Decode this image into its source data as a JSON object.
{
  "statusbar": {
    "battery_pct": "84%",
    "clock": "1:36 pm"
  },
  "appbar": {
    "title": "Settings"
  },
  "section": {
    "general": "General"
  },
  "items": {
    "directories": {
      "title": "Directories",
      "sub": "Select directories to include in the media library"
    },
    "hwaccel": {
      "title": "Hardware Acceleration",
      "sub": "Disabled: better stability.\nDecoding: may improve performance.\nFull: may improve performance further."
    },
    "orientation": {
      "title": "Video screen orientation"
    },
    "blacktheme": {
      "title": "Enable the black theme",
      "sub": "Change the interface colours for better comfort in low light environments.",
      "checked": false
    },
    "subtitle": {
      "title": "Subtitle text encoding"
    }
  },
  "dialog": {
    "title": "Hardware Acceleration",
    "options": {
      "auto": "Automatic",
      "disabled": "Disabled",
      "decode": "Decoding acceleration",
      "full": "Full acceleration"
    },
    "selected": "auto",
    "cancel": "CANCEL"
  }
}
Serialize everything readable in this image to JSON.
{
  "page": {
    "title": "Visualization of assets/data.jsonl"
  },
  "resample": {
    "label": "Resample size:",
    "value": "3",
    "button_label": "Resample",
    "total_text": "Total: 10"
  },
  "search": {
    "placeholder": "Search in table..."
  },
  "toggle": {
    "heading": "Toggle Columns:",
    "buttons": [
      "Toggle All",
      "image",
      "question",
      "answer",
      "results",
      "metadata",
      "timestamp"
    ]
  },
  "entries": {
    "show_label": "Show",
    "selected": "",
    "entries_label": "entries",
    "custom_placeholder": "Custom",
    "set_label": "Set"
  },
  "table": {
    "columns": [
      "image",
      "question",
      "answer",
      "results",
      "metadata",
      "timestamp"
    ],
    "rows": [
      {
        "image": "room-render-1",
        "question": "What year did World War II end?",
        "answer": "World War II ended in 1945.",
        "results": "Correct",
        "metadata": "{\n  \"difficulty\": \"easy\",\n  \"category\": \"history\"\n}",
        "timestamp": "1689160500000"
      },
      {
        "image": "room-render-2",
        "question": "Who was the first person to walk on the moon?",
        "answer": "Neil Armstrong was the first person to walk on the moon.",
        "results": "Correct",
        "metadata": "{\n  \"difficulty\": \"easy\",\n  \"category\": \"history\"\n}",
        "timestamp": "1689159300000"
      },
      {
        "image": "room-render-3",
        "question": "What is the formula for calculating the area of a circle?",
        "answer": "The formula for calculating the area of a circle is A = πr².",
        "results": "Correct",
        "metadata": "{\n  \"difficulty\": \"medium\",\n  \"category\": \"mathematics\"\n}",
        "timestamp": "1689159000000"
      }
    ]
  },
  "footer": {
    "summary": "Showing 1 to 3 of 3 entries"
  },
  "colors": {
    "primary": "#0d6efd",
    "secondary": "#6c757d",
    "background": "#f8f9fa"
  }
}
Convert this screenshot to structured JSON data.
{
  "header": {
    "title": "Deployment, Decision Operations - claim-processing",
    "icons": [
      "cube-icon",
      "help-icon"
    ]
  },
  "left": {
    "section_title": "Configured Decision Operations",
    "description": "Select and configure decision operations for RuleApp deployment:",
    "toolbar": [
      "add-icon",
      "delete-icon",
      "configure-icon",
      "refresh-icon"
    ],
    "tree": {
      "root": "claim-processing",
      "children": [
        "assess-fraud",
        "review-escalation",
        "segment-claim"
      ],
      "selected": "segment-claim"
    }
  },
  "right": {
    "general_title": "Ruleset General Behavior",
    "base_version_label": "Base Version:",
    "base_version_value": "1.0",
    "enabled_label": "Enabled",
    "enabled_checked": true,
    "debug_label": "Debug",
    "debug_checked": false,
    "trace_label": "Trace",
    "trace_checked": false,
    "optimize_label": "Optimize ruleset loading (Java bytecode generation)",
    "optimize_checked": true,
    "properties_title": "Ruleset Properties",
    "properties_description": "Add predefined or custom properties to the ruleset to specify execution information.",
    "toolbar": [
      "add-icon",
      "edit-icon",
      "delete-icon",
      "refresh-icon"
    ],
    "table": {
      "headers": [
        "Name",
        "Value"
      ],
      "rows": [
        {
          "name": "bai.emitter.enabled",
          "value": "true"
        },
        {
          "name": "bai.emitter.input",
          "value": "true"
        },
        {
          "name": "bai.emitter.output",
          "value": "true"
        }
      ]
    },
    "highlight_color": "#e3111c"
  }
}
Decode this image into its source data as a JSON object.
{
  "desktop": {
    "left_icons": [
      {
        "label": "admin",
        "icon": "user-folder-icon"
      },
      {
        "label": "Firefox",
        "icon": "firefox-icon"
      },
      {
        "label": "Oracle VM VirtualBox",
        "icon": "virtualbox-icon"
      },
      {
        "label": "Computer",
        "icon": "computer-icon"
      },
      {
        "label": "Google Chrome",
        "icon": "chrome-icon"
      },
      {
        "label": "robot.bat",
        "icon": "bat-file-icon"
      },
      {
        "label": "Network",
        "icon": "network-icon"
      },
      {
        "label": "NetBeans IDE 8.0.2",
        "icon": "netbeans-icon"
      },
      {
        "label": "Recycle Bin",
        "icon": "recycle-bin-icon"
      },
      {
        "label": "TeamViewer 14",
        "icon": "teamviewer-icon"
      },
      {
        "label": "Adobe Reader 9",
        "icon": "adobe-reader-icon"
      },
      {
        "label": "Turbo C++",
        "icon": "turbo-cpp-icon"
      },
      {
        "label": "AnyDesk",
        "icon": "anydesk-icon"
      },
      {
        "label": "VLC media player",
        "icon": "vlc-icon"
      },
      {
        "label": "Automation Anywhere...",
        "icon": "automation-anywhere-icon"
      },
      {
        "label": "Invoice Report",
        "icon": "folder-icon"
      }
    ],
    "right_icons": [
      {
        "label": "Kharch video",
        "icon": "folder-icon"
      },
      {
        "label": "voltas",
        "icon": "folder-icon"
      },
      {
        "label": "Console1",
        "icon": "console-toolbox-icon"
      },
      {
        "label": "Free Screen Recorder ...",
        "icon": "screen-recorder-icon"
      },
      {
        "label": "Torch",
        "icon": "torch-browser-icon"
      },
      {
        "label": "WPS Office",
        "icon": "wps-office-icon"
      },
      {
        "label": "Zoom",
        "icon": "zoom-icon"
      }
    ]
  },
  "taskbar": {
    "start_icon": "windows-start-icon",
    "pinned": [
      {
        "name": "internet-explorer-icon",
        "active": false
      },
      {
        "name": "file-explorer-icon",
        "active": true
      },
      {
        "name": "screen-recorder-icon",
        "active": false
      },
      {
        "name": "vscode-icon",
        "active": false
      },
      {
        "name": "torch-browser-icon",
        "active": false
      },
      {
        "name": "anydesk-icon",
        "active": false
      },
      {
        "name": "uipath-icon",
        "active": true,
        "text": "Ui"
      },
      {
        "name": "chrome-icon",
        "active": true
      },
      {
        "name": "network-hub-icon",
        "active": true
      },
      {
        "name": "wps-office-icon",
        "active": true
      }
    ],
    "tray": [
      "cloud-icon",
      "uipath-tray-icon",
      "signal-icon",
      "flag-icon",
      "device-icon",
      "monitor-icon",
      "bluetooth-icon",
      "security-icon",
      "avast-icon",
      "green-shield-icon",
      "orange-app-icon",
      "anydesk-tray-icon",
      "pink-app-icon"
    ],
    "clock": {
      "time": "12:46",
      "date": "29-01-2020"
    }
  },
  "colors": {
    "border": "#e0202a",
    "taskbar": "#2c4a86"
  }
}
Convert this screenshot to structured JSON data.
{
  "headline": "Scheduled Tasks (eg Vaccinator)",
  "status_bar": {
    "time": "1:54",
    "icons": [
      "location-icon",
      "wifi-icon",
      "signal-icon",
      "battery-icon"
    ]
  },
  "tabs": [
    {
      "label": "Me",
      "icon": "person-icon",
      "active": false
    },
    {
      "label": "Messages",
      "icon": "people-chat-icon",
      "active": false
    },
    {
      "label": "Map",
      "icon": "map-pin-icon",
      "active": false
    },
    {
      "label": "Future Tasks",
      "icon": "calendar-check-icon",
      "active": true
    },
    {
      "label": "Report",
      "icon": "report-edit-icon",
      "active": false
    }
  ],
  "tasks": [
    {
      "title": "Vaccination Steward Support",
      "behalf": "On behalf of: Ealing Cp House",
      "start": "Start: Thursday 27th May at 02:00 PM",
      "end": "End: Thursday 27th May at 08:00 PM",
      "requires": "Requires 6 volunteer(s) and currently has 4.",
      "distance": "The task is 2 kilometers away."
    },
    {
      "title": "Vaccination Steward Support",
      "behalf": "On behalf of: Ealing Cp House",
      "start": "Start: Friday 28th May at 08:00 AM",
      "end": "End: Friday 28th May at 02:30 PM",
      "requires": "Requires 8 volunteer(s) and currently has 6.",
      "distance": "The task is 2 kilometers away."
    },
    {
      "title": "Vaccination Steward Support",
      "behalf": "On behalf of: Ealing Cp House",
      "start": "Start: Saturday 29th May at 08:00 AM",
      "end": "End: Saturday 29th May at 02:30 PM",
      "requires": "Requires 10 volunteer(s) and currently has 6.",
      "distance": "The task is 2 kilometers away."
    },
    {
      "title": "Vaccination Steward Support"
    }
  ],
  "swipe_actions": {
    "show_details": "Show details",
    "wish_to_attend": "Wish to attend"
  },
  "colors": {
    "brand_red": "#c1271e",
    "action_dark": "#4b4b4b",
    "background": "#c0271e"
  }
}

##########

▶ **Your task**:
Reply with one number only, the count of lines above that hold the string "image".

▶ **Written response**:
8